> _GIVEN PASSAGE_
☆ ☆ ☆ ☆ ☆ ☆ ☆
As told to Gayle Sequeira
In Judgementall Hai Kya, a voiceover artist (Kangana Ranaut), for whom reel blends into real, suspects her neighbour (Rajkummar Rao) of murdering his wife. She trusts her own mind, but can she get others to trust her? From murder to mental illness to two films-within-a-film and even an acknowledgement of thanks to director Sriram Raghavan, there's a lot packed into this film. Writer Kanika Dhillon breaks it down:
He was kind enough to look at the film when we were editing it and give us feedback. (Director) Prakash Kovelamudi and I both look up to his work and that's why the thank you note. He gave us his time, looked at the story with a certain gaze, was discussing certain scenes, had notes. It was a conversation that helped us see things with more clarity. We wanted someone who understands the medium and is a master of the genre. So his feedback was invaluable.
When Bobby sees a cockroach that means her madness is escalating. It's a symbol of her brain going completely haywire. She doesn't take her medicines and the cockroach starts appearing more frequently. At the interval, you realise there's no cockroach and she was just imagining it. It's symbolic of so many things that are wrong in her life, her troubles, her helplessness. She's constantly trying to get to it but it doesn't exist. It leads her to places rational minds can't go. So it's a symbol of hope and madness at the same time. In the second half, you know the cockroach doesn't exist so when you see it, you're reminded of the thread of madness running through the character.
Prakash came up with this. He wanted her to do something with her hands and that became doing origami. The trauma that she went through in her childhood – there's no bodily scar or external wound you can show or even emotional wound you can show. So what is the external manifestation of this wound that has scarred her for life and broken her mind? The origami is a contained wound that is channeled into something physical. It's channeled her emotions, her attention and her focus. The violence between a man and woman is channeled into some beautiful artwork. She's not negative, she's not gone into a dark zone – she's looking at brutality and murder and creating something beautiful out of it. There's pain and yet, art.
Over the last few years, I'd been noticing this man who stands at Juhu Circle. He had a sign saying: Dharam pe chalo, sab se prem karo. Whenever I'd cross Juhu Circle in an auto, I'd always look forward to seeing him. And I'd keep thinking about him for half an hour after. On days when he was not there, I'd feel like arre he's not here. It just became a thing. It stayed with me. I wanted him to be in the story – this man who stands with a placard, who makes you smile, makes you think. And who makes you think. We're always forming connections we aren't aware of. He really left an impact on me. He's just a reminder that life is not all that bad. In the humdrum and the routine, he reminds you of how beautiful life can be. There's also this church near American Bakery and whenever I was down or upset, their signs would make me smile. Their quotes were so inspiring. I would always see it as a sign that things would get better. It would uplift me. It could just be: Hold on, God is watching you. And I'd feel better.
☆ ☆ ☆ ☆ ☆ ☆ ☆
> _INFORMATION SUPPLIED_

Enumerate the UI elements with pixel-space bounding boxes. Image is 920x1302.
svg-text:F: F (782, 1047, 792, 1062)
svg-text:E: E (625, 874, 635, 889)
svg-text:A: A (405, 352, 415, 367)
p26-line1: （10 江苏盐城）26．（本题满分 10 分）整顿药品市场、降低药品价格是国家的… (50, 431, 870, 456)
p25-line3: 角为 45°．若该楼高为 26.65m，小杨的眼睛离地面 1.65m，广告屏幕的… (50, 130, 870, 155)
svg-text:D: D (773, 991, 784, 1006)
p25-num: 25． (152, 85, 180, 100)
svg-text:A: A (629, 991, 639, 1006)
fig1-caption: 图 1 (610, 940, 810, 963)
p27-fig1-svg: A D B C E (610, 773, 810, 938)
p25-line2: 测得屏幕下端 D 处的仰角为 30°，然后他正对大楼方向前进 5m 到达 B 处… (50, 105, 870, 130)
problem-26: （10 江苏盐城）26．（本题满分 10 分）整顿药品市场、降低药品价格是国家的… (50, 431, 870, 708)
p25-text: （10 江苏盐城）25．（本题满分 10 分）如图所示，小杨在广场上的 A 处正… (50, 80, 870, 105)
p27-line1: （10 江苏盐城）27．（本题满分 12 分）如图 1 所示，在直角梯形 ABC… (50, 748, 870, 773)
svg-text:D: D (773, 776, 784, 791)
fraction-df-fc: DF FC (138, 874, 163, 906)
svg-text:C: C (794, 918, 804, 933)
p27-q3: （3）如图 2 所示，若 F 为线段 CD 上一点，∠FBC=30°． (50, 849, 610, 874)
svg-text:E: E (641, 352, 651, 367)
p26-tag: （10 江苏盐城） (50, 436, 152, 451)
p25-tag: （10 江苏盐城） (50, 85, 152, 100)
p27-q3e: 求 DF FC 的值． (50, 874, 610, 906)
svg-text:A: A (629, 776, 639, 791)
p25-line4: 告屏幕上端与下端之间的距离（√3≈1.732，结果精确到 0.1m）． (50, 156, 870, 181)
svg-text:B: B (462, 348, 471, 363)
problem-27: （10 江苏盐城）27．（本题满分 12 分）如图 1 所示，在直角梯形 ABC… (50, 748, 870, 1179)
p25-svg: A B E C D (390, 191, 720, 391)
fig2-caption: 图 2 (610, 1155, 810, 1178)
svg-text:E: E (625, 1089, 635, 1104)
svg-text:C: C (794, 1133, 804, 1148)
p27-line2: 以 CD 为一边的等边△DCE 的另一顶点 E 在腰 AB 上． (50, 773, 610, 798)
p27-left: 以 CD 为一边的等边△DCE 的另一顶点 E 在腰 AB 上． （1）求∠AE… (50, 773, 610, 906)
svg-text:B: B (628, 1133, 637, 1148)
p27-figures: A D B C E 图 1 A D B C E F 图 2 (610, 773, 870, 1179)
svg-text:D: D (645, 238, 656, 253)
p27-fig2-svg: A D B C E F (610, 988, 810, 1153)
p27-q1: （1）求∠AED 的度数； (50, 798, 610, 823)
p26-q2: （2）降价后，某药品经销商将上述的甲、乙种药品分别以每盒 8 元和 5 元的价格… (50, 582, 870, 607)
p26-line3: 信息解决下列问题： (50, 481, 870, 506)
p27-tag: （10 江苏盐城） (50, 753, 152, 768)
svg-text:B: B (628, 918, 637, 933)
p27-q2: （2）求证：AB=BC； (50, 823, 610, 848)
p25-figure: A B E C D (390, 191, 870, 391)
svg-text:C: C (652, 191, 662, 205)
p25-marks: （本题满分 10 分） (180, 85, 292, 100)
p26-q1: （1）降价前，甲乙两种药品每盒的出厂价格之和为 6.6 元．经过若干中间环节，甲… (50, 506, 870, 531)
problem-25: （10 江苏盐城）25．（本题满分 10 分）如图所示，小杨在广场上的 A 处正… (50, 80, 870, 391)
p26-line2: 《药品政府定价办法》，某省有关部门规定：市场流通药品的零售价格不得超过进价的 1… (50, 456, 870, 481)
☆ ☆ ☆ ☆ ☆ ☆ ☆
> _WHAT YOU NEED TO DO_
1 - Please list every real person named in the Judgementall Hai Kya interview above the material.
2 - In the Judgementall Hai Kya interview, change "origami" to "paper folding" in the part starting at "Prakash came up" and ending at "and yet, art.".
3 - According to the Judgementall Hai Kya interview, where does the man with the sign stand?

> _SOLUTIONS BY TASK_
1 - Gayle Sequeira, Kangana Ranaut, Rajkummar Rao, Sriram Raghavan, Kanika Dhillon, Prakash Kovelamudi

2 -
Prakash came up with this. He wanted her to do something with her hands and that became doing paper folding. The trauma that she went through in her childhood – there's no bodily scar or external wound you can show or even emotional wound you can show. So what is the external manifestation of this wound that has scarred her for life and broken her mind? The paper folding is a contained wound that is channeled into something physical. It's channeled her emotions, her attention and her focus. The violence between a man and woman is channeled into some beautiful artwork. She's not negative, she's not gone into a dark zone – she's looking at brutality and murder and creating something beautiful out of it. There's pain and yet, art.

3 - At Juhu Circle.